**WHAT THE EXERCISE ASKS**
Quote the records beneath, complete and exact. Leave out images.

**ENTRIES PROVIDED**
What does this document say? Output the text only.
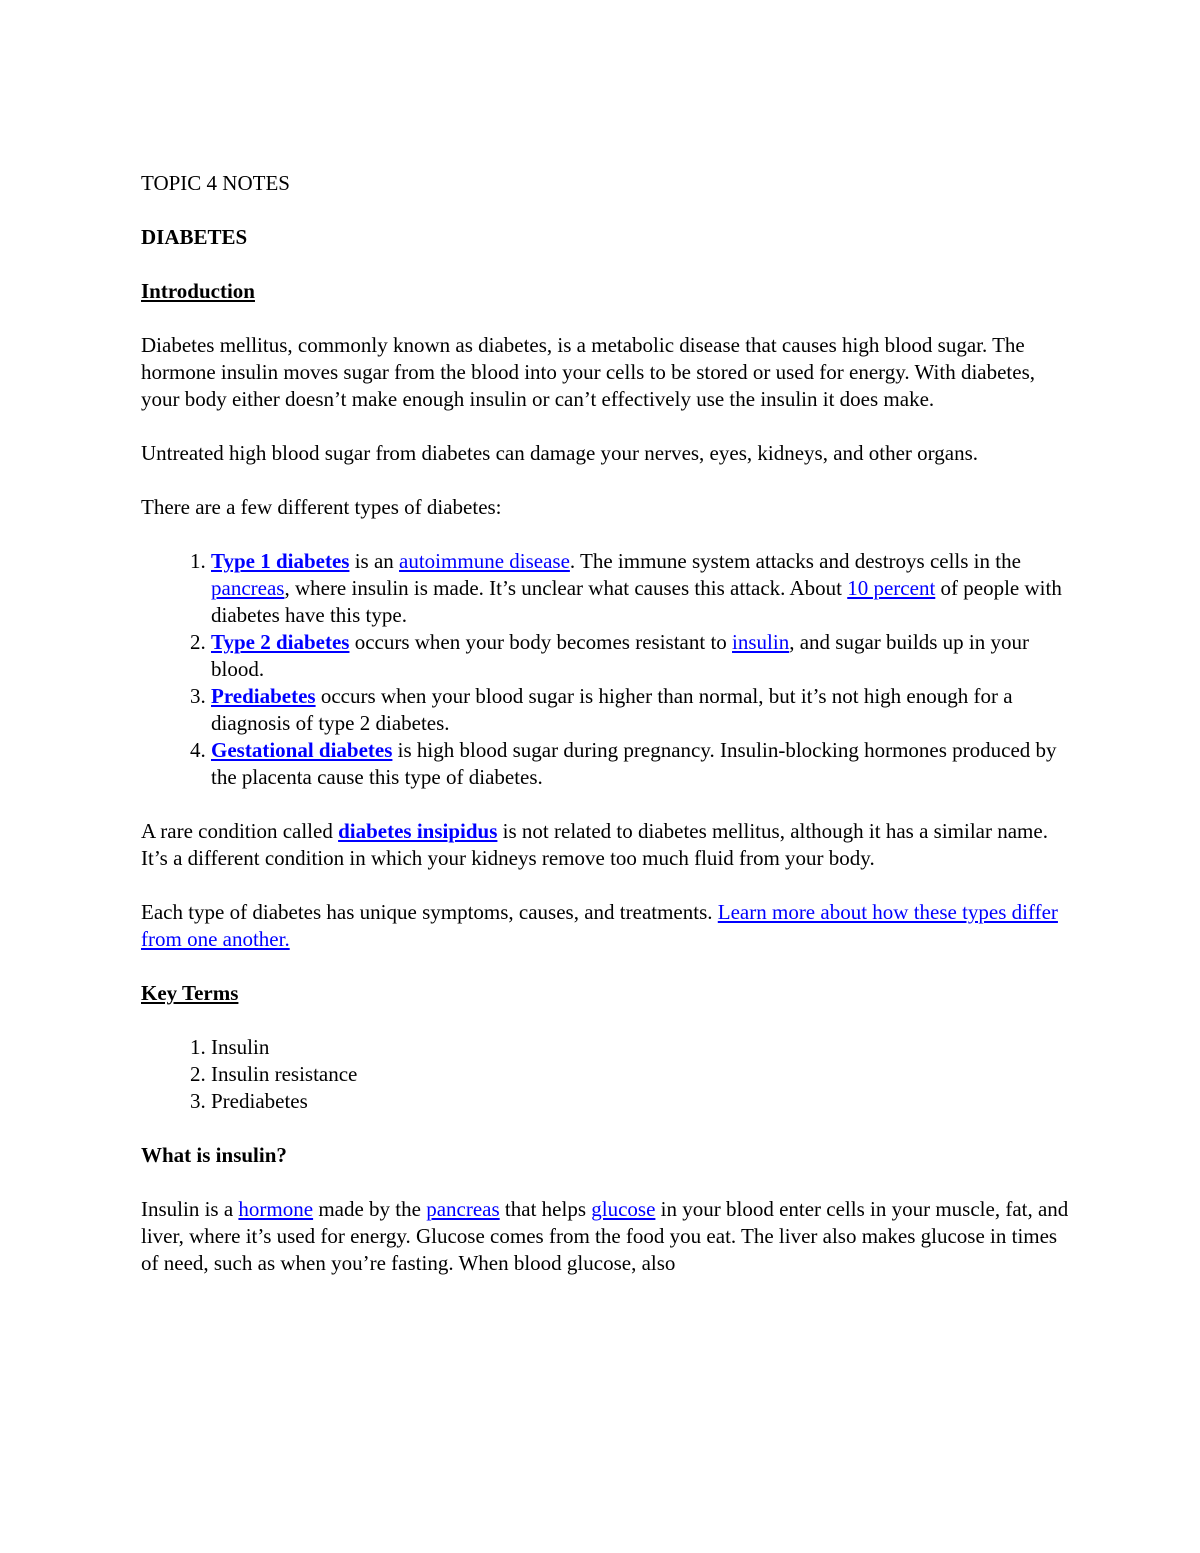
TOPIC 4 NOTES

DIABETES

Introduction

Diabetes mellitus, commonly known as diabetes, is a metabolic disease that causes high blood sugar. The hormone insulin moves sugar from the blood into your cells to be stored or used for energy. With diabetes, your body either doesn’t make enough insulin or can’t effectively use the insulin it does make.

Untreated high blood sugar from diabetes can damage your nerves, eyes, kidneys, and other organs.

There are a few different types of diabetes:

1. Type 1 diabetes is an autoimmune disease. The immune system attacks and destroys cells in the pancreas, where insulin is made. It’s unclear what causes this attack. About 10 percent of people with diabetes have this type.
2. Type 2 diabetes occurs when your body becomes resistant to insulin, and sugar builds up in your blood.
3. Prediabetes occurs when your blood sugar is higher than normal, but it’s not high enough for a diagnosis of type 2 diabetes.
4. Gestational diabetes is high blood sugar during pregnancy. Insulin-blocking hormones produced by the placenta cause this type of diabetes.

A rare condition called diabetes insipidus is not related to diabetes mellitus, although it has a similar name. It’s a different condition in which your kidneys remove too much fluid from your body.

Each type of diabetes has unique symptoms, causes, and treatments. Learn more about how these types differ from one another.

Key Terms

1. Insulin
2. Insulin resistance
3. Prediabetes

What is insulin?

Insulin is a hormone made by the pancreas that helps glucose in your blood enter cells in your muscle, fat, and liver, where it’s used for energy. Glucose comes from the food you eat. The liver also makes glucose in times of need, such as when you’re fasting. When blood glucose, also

**SOLUTION FOR THIS TASK**
What does this document say? Output the text only.
TOPIC 4 NOTES

DIABETES

Introduction

Diabetes mellitus, commonly known as diabetes, is a metabolic disease that causes high blood sugar. The hormone insulin moves sugar from the blood into your cells to be stored or used for energy. With diabetes, your body either doesn’t make enough insulin or can’t effectively use the insulin it does make.

Untreated high blood sugar from diabetes can damage your nerves, eyes, kidneys, and other organs.

There are a few different types of diabetes:

1. Type 1 diabetes is an autoimmune disease. The immune system attacks and destroys cells in the pancreas, where insulin is made. It’s unclear what causes this attack. About 10 percent of people with diabetes have this type.
2. Type 2 diabetes occurs when your body becomes resistant to insulin, and sugar builds up in your blood.
3. Prediabetes occurs when your blood sugar is higher than normal, but it’s not high enough for a diagnosis of type 2 diabetes.
4. Gestational diabetes is high blood sugar during pregnancy. Insulin-blocking hormones produced by the placenta cause this type of diabetes.

A rare condition called diabetes insipidus is not related to diabetes mellitus, although it has a similar name. It’s a different condition in which your kidneys remove too much fluid from your body.

Each type of diabetes has unique symptoms, causes, and treatments. Learn more about how these types differ from one another.

Key Terms

1. Insulin
2. Insulin resistance
3. Prediabetes

What is insulin?

Insulin is a hormone made by the pancreas that helps glucose in your blood enter cells in your muscle, fat, and liver, where it’s used for energy. Glucose comes from the food you eat. The liver also makes glucose in times of need, such as when you’re fasting. When blood glucose, also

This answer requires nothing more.